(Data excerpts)
********************
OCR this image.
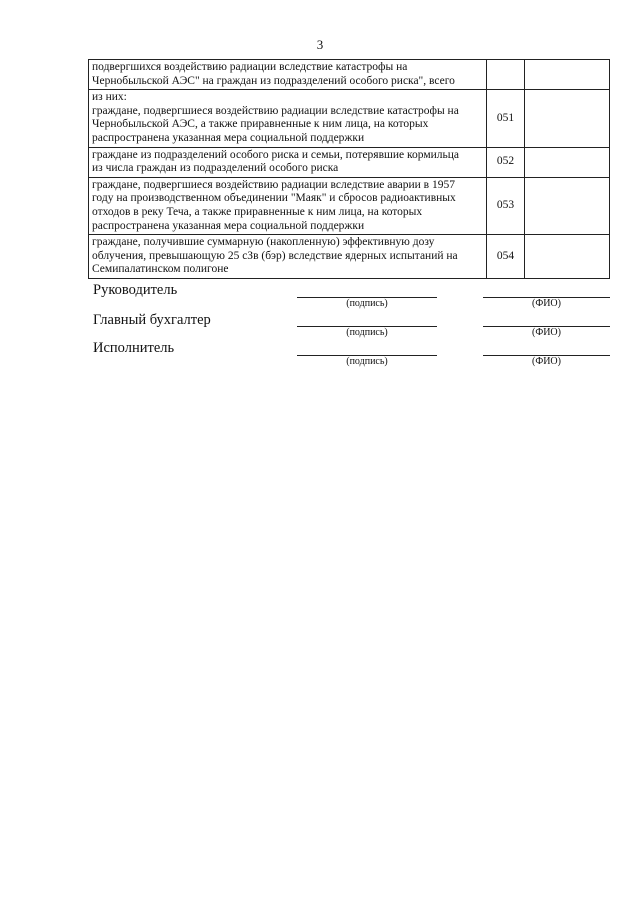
3
подвергшихся воздействию радиации вследствие катастрофы на
Чернобыльской АЭС" на граждан из подразделений особого риска", всего		

из них:
граждане, подвергшиеся воздействию радиации вследствие катастрофы на
Чернобыльской АЭС, а также приравненные к ним лица, на которых
распространена указанная мера социальной поддержки	051	

граждане из подразделений особого риска и семьи, потерявшие кормильца
из числа граждан из подразделений особого риска	052	

граждане, подвергшиеся воздействию радиации вследствие аварии в 1957
году на производственном объединении "Маяк" и сбросов радиоактивных
отходов в реку Теча, а также приравненные к ним лица, на которых
распространена указанная мера социальной поддержки	053	

граждане, получившие суммарную (накопленную) эффективную дозу
облучения, превышающую 25 сЗв (бэр) вследствие ядерных испытаний на
Семипалатинском полигоне	054	
Руководитель
(подпись)	(ФИО)
Главный бухгалтер
(подпись)	(ФИО)
Исполнитель
(подпись)	(ФИО)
********************
> _Your task_:
Show all lines from the listing above in which "подвергшиеся" appears.

> _Output for this exercise_:
граждане, подвергшиеся воздействию радиации вследствие катастрофы на
граждане, подвергшиеся воздействию радиации вследствие аварии в 1957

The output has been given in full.